How many lines of the records hold the string "Stringency"? Reply with the number alone.

[Structured figure records]
* start *
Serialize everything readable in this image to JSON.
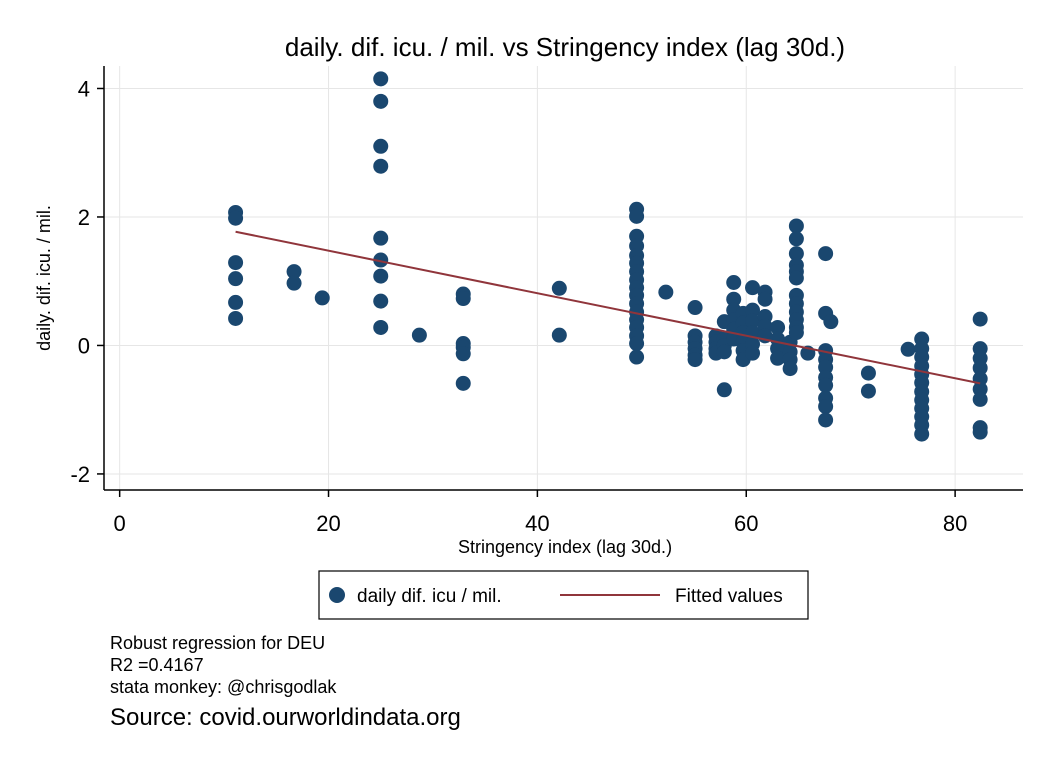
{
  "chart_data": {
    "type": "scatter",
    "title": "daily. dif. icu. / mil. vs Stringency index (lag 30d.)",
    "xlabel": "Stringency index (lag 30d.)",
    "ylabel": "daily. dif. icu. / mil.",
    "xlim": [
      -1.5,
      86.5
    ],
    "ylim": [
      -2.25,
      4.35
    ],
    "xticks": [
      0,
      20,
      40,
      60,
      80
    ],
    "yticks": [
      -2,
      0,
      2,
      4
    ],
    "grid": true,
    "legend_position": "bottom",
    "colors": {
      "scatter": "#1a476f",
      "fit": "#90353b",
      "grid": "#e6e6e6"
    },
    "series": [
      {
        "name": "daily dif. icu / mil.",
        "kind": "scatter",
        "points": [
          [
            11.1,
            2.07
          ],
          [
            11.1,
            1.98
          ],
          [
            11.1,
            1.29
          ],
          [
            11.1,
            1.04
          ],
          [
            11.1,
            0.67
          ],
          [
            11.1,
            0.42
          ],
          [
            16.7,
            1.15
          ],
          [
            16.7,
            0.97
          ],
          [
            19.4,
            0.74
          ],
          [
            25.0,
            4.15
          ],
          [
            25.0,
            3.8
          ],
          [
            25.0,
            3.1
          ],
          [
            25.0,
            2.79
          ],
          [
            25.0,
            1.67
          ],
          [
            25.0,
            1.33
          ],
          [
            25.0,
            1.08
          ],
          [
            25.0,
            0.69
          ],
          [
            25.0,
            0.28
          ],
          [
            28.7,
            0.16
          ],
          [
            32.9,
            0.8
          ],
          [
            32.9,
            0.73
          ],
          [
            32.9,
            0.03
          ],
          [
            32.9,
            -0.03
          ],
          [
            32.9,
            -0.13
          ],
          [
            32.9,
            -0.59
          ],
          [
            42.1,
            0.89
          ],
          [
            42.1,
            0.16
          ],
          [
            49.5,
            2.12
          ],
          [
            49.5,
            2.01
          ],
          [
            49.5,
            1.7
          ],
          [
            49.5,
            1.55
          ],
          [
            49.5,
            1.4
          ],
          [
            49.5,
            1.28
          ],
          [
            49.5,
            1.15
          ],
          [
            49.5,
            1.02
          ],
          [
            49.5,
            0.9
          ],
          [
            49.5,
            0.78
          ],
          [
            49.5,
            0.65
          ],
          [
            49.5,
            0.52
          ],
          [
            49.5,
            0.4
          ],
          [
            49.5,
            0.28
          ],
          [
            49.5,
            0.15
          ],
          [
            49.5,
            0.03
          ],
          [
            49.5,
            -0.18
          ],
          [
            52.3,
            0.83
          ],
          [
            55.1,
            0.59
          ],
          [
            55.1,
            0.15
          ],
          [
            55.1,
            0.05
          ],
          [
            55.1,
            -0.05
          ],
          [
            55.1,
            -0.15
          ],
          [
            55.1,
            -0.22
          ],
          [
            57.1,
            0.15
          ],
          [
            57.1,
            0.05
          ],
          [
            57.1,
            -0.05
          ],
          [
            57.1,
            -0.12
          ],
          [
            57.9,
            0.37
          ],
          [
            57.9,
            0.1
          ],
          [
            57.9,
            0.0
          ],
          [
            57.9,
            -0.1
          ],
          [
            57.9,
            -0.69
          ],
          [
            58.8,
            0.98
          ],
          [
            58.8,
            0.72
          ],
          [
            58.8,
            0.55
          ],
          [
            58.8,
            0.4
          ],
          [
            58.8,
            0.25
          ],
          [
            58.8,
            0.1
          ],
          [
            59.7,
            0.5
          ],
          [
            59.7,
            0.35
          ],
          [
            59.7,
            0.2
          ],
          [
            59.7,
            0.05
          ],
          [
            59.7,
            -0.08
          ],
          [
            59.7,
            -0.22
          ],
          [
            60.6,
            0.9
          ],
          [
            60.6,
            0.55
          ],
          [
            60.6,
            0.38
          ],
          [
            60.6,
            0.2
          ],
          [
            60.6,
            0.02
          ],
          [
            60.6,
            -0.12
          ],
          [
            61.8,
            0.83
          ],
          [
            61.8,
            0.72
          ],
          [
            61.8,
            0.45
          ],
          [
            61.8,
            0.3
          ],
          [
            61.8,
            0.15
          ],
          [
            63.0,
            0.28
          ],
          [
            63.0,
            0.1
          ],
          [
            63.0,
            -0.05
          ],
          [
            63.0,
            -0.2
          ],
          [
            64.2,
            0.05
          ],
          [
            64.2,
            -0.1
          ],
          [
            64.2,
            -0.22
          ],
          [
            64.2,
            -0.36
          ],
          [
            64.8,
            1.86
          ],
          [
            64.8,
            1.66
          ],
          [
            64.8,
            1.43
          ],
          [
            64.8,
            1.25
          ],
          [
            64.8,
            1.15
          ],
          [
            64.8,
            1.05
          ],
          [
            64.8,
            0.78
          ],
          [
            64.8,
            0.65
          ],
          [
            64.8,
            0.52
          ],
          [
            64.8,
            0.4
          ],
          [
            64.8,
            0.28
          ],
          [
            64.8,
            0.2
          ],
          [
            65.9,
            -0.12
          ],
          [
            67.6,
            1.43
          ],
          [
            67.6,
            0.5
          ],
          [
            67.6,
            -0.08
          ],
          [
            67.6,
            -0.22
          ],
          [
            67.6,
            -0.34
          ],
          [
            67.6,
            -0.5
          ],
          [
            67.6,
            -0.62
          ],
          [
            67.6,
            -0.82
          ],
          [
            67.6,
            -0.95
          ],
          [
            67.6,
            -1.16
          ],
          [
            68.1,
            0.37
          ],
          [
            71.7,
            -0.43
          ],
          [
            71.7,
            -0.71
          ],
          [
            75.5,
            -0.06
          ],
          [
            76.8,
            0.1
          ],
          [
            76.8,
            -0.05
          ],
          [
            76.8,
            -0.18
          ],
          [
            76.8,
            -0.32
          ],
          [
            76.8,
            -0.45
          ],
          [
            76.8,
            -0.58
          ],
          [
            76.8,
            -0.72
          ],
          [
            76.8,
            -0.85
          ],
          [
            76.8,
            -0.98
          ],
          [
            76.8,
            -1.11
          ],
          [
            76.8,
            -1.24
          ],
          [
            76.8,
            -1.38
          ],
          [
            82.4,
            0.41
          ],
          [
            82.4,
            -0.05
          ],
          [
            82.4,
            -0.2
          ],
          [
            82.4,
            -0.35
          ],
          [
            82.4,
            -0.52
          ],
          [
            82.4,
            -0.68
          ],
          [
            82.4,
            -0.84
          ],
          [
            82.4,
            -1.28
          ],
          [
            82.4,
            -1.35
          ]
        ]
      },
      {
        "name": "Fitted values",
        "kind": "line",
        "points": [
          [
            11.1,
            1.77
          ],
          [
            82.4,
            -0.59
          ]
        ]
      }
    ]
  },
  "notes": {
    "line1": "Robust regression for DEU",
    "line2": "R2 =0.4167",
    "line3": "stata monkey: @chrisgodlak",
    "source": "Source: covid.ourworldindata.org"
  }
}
* end *
* start *
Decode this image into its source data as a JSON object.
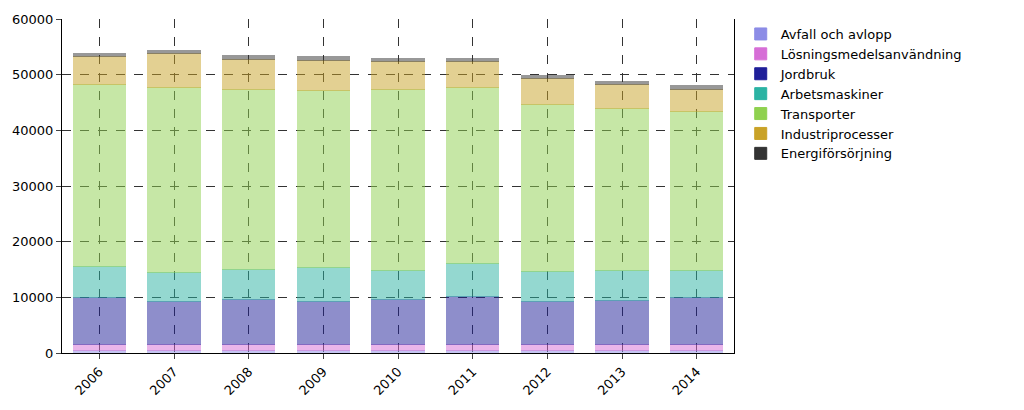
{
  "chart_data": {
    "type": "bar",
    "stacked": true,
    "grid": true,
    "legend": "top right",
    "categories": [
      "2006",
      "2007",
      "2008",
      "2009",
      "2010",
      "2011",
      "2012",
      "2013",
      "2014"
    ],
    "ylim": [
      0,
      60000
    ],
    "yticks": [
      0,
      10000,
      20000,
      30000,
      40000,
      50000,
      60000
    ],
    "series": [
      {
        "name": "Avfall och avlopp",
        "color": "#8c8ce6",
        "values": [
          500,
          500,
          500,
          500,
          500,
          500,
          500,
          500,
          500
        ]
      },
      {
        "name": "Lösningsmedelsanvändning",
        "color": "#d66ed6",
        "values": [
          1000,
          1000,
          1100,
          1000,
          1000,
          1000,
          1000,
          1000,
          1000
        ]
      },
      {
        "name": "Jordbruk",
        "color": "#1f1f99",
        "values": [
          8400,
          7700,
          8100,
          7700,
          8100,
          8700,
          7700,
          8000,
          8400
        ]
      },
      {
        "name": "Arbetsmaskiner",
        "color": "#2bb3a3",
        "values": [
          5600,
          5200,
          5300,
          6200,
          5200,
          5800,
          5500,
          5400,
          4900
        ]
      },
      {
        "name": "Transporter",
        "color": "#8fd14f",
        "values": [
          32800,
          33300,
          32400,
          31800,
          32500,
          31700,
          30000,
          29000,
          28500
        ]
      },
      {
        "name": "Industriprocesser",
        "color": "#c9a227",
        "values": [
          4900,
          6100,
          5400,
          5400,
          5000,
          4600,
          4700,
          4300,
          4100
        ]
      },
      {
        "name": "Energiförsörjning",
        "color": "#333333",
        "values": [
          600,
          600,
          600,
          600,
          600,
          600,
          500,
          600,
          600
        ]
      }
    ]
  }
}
* end *
— Written answer —
2